WORK REQUIRED - Find every line with the string "potable" in it, count them, and reply with that count only.
· · · · ·
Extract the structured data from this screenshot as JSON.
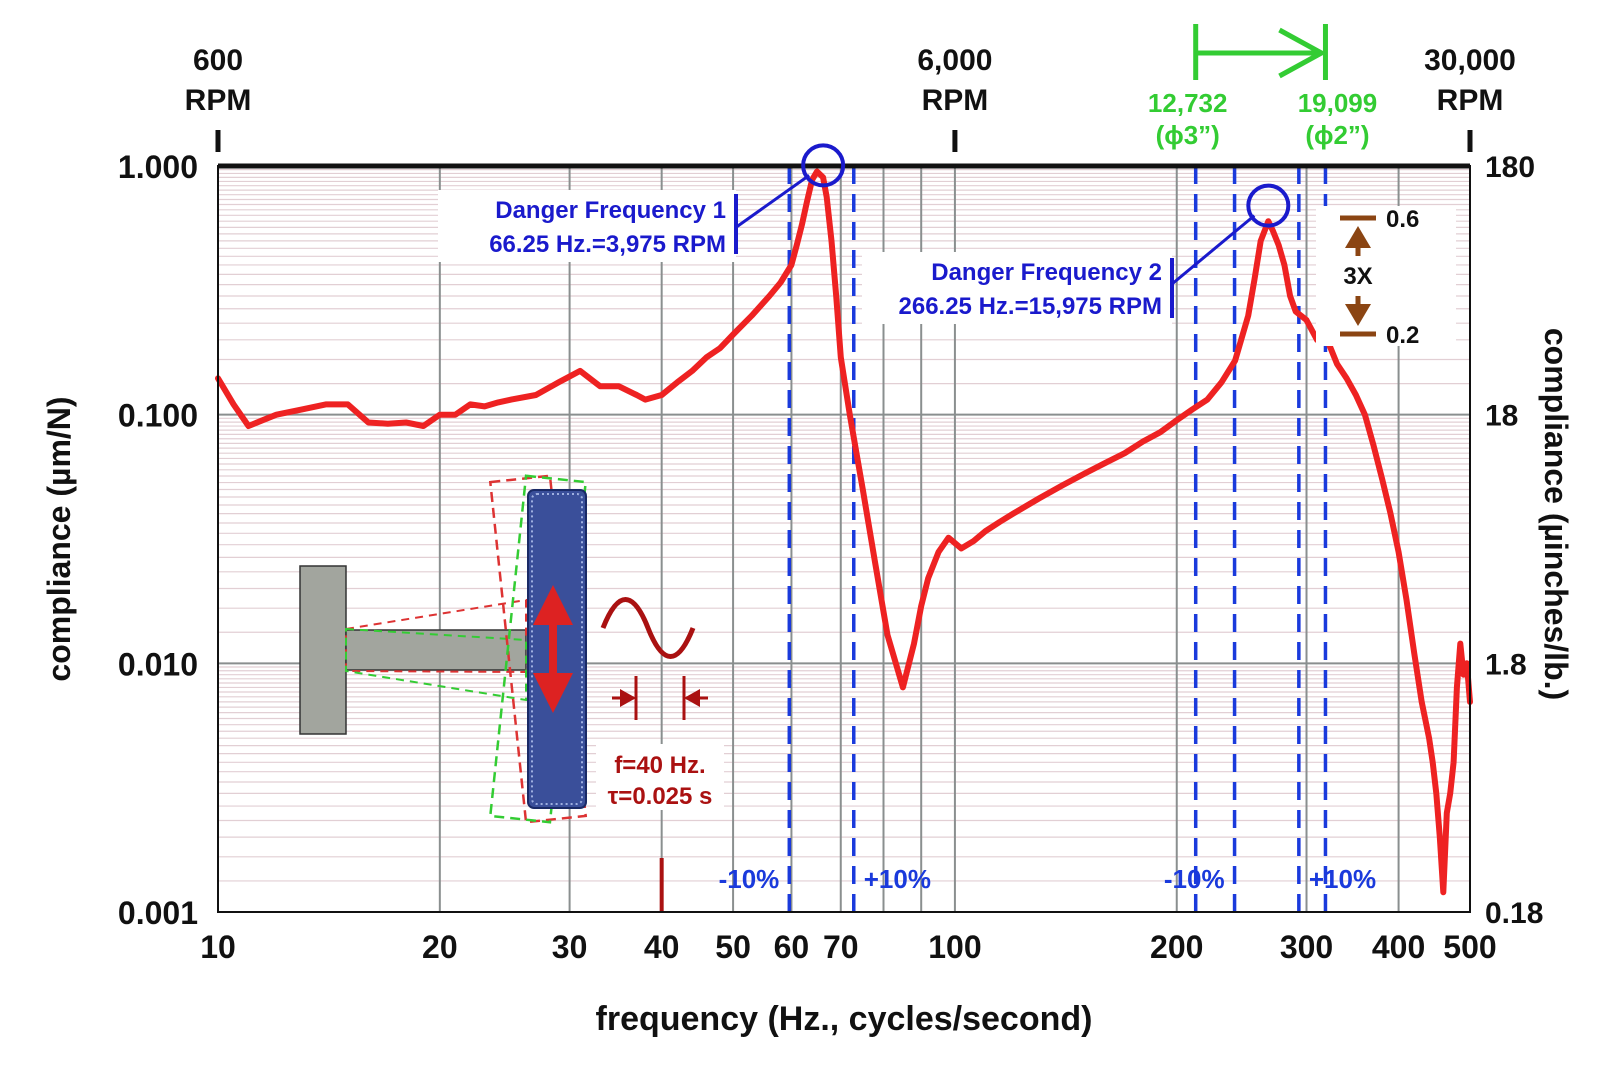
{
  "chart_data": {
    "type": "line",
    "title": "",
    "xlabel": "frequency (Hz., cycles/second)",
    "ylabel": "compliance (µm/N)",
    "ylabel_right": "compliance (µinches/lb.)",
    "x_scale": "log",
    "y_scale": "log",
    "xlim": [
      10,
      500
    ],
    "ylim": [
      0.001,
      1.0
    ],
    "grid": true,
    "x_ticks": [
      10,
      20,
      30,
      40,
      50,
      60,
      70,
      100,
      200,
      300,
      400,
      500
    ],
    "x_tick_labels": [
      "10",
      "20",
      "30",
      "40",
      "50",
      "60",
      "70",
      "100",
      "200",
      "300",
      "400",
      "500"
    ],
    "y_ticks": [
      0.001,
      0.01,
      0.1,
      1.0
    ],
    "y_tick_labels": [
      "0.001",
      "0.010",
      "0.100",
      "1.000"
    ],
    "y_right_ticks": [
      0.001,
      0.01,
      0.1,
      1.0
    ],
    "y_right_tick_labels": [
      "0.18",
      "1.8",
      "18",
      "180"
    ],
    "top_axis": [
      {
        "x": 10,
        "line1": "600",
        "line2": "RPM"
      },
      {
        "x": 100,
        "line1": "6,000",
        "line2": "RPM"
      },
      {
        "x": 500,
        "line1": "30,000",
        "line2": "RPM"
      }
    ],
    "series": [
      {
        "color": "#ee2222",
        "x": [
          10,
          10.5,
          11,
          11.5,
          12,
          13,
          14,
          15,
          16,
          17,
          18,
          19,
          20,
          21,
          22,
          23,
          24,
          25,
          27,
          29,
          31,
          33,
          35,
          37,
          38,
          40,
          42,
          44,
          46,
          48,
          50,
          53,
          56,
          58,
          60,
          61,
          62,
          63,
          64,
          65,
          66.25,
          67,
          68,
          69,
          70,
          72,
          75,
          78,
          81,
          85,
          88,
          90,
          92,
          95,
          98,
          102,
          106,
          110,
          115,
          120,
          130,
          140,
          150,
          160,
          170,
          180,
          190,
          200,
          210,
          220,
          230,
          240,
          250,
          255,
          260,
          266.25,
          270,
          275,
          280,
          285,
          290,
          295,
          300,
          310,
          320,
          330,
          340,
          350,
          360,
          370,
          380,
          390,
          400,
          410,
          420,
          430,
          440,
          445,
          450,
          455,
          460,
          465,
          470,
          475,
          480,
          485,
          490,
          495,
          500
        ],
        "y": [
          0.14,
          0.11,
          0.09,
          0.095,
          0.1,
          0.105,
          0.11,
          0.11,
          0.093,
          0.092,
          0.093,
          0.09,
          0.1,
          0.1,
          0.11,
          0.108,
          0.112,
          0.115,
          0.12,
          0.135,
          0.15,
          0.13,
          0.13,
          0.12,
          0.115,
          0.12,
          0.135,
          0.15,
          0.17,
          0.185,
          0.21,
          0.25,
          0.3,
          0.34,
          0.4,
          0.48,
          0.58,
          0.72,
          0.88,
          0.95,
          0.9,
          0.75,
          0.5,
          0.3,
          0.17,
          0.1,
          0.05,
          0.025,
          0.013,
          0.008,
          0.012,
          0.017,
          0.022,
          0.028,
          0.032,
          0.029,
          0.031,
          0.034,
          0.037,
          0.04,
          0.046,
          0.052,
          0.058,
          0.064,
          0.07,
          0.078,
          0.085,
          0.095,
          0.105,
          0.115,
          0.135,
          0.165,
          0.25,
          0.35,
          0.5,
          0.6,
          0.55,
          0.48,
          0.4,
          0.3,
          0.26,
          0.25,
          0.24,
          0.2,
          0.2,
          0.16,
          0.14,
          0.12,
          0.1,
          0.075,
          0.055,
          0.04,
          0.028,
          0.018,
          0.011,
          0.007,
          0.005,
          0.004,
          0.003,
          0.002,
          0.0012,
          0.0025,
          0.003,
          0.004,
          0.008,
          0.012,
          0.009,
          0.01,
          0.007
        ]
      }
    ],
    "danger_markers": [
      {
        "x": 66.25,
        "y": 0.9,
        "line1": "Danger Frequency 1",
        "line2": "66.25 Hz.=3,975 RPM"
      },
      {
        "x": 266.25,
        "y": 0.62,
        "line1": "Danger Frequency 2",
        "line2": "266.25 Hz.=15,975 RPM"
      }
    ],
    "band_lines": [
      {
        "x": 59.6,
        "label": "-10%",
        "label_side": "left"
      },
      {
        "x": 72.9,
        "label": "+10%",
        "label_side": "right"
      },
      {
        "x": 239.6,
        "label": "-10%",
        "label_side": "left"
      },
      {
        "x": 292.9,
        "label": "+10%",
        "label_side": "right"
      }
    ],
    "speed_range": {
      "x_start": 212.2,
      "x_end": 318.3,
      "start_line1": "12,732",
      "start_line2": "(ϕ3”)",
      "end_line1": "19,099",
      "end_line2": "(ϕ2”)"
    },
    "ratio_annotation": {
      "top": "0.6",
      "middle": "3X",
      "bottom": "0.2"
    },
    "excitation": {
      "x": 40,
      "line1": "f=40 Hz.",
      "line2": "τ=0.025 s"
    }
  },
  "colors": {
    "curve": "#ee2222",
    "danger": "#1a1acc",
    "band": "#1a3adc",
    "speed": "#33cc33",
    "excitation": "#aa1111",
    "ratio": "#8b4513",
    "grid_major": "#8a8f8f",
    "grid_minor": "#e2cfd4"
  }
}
· · · · ·
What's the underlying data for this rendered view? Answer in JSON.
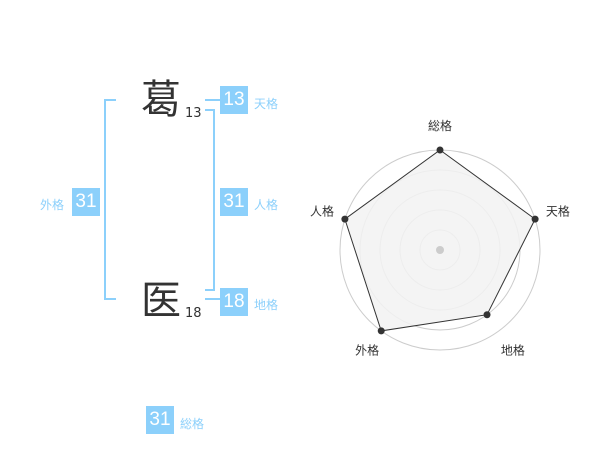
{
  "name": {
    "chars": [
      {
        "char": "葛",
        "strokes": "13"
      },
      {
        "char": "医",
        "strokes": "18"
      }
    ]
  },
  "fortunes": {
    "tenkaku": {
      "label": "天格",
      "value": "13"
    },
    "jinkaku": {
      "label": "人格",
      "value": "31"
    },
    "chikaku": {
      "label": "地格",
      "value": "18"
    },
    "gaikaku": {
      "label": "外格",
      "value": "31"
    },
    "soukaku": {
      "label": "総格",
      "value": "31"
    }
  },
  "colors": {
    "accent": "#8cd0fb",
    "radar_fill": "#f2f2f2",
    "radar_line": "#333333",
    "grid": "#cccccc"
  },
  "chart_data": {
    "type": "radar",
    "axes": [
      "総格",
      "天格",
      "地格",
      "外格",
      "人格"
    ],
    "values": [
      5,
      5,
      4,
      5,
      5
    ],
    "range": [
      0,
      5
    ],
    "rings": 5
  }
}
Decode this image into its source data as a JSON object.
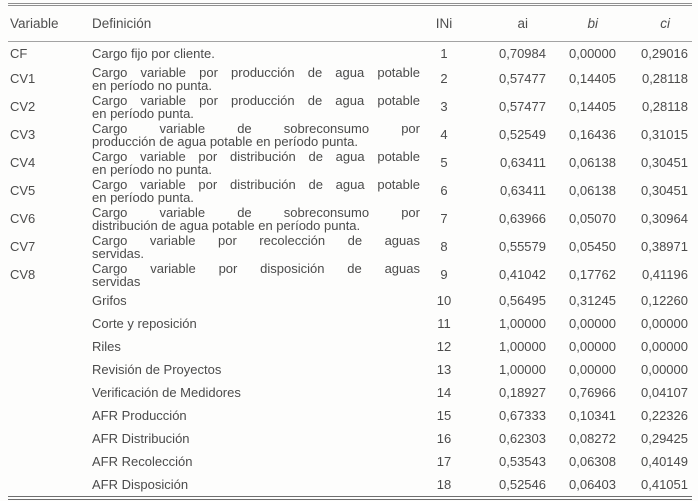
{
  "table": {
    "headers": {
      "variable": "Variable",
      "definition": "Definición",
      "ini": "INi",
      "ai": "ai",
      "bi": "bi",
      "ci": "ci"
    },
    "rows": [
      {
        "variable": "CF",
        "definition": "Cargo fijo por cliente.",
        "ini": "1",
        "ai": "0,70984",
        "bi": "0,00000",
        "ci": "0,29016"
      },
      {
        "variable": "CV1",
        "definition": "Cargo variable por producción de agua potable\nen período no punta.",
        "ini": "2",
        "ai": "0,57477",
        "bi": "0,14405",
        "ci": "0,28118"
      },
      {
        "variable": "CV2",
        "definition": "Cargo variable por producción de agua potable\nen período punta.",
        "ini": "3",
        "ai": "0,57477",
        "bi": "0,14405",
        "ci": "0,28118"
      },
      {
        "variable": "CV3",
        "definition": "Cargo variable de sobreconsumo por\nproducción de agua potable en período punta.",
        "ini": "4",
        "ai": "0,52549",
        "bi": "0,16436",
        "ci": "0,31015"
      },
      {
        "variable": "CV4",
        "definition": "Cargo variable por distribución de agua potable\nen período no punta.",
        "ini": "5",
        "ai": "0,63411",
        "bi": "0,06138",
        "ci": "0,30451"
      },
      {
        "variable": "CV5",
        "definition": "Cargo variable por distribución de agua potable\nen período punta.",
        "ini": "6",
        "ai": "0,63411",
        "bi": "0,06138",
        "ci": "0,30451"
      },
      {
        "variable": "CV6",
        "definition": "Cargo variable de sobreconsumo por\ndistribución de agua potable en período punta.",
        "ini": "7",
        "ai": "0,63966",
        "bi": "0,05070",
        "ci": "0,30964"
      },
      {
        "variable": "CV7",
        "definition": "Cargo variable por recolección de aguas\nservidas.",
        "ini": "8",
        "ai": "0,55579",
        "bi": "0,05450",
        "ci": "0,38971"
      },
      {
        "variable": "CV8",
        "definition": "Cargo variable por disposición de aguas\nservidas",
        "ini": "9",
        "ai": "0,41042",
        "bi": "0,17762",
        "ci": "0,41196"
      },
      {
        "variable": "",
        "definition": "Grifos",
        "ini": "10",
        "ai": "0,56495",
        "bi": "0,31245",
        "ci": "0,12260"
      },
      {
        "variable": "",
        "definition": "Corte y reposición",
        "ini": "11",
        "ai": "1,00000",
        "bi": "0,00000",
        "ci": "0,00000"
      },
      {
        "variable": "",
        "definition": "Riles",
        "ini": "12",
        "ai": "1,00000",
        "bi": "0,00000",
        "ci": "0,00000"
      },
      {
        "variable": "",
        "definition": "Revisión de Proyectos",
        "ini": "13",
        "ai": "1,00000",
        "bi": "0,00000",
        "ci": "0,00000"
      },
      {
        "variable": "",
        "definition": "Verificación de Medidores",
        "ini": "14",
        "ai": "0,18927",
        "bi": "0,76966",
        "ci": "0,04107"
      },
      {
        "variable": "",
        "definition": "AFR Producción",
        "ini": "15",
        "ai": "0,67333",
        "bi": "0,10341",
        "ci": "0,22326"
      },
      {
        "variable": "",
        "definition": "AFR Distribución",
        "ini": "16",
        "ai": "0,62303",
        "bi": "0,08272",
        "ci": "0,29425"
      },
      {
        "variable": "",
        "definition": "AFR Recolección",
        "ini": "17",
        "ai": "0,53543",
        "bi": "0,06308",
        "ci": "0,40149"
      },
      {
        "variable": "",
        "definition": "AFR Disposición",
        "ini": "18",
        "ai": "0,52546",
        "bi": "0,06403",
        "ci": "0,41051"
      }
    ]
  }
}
· · · · ·
ANSWER TO THE TASK - 6